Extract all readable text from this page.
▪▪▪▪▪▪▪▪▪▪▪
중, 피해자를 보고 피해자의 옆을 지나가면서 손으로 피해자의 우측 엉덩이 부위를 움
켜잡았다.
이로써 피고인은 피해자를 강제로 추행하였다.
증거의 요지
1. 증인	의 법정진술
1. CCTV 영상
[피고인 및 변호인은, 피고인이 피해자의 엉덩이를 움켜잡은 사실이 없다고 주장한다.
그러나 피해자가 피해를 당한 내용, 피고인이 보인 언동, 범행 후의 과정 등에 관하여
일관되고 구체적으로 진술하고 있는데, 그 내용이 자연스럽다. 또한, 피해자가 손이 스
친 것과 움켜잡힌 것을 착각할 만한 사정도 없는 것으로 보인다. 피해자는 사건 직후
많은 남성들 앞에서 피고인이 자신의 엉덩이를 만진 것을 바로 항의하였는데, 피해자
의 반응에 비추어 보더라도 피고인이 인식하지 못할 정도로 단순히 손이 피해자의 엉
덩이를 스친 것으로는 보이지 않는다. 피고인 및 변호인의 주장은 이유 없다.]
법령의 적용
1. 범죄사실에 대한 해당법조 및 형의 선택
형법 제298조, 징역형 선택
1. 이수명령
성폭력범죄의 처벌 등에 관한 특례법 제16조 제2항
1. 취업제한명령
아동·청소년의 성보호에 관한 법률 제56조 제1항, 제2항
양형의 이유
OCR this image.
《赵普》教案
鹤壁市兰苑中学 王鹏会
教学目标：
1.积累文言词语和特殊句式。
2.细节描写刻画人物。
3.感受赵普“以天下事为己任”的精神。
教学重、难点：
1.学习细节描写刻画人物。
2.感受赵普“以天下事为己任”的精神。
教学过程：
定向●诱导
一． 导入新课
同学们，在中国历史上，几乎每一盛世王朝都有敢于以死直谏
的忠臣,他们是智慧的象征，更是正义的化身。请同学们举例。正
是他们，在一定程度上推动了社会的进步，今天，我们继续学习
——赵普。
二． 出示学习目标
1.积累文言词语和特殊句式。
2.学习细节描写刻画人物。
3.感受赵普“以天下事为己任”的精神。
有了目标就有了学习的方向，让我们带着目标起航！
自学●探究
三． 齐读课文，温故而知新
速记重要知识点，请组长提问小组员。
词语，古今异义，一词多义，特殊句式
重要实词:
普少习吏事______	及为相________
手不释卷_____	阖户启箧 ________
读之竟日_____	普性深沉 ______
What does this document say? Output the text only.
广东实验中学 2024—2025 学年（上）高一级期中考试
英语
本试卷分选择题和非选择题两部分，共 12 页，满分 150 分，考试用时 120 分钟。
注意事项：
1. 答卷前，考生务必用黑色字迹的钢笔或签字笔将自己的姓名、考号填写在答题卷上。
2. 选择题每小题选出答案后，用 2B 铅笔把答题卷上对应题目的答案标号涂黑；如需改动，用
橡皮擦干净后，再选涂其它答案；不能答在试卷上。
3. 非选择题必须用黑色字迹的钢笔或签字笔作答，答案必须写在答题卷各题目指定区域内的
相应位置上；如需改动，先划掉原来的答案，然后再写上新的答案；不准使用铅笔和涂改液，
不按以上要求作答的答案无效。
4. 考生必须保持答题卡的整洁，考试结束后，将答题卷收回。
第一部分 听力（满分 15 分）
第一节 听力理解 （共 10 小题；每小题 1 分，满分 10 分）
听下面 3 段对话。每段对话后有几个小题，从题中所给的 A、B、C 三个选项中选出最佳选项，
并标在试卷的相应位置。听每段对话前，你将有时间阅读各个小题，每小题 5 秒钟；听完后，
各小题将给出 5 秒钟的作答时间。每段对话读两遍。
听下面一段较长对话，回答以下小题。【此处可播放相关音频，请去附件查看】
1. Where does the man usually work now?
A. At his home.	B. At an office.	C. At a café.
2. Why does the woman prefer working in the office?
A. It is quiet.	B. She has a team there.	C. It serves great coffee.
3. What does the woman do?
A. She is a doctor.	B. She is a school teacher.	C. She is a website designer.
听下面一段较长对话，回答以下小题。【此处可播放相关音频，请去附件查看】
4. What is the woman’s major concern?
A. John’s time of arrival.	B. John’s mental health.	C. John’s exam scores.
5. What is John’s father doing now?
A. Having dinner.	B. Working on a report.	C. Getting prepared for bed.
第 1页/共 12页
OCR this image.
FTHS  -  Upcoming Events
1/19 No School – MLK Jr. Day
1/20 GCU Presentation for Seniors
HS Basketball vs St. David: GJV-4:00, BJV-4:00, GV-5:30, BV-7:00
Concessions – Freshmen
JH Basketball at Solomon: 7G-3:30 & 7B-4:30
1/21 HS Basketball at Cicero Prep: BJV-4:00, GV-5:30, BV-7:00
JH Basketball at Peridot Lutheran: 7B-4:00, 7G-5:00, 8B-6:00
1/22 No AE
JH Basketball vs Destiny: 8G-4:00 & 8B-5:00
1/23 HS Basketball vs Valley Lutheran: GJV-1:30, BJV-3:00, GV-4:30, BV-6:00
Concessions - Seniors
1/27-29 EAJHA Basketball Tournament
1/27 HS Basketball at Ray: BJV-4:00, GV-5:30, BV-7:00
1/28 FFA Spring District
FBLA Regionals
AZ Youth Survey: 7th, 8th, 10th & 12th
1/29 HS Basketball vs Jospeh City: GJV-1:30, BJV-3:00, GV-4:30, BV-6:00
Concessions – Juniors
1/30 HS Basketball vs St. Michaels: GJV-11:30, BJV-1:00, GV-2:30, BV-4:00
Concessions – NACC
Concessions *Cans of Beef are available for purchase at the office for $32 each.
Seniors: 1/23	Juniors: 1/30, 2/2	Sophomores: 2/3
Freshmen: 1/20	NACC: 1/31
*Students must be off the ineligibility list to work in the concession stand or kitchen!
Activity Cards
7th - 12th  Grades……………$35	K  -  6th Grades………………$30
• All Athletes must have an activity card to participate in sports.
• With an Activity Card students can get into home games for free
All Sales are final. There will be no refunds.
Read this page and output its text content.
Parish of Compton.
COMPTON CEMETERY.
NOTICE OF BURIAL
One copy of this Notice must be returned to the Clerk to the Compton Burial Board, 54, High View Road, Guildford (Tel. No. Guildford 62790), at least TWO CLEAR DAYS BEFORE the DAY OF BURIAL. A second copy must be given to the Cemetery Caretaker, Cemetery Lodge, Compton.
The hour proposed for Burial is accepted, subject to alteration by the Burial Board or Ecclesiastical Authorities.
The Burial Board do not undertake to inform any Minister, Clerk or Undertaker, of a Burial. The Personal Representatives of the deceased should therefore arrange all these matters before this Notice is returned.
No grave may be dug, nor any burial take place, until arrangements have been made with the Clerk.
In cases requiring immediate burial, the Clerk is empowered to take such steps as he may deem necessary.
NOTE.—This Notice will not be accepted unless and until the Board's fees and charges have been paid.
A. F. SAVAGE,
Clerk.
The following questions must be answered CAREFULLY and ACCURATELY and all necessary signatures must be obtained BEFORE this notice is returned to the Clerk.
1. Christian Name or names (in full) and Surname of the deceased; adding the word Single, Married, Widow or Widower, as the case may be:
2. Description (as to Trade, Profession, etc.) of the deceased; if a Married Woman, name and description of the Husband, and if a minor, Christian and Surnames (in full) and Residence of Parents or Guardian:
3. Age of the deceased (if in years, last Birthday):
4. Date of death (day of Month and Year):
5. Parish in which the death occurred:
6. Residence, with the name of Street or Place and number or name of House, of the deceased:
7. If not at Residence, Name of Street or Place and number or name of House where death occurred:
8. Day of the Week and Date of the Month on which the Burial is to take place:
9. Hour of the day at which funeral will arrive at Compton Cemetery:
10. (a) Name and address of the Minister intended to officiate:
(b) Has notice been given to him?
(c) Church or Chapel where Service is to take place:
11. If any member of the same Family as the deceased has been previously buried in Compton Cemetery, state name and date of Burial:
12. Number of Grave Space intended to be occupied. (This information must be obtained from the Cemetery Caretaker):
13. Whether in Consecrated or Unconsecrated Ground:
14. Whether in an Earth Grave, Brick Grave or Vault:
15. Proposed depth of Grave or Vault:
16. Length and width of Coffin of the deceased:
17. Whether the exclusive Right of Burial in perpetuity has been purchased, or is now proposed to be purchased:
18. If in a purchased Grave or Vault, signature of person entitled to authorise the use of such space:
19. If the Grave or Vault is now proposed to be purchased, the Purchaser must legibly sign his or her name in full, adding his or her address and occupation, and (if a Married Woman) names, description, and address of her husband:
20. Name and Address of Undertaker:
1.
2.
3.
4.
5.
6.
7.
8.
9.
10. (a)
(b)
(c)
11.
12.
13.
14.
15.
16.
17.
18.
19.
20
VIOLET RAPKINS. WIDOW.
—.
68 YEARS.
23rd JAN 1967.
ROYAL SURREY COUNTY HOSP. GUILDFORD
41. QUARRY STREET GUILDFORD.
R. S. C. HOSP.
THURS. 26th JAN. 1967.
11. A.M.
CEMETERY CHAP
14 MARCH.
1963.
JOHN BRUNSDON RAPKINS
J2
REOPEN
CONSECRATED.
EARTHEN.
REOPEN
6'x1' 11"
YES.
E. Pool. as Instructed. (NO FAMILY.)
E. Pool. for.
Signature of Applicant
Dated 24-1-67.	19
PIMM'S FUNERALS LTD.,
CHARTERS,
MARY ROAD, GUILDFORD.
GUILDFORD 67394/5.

***

Find every line above that contains the word "피고인이", and return each one.

The answer:
[피고인 및 변호인은, 피고인이 피해자의 엉덩이를 움켜잡은 사실이 없다고 주장한다.
그러나 피해자가 피해를 당한 내용, 피고인이 보인 언동, 범행 후의 과정 등에 관하여
많은 남성들 앞에서 피고인이 자신의 엉덩이를 만진 것을 바로 항의하였는데, 피해자
의 반응에 비추어 보더라도 피고인이 인식하지 못할 정도로 단순히 손이 피해자의 엉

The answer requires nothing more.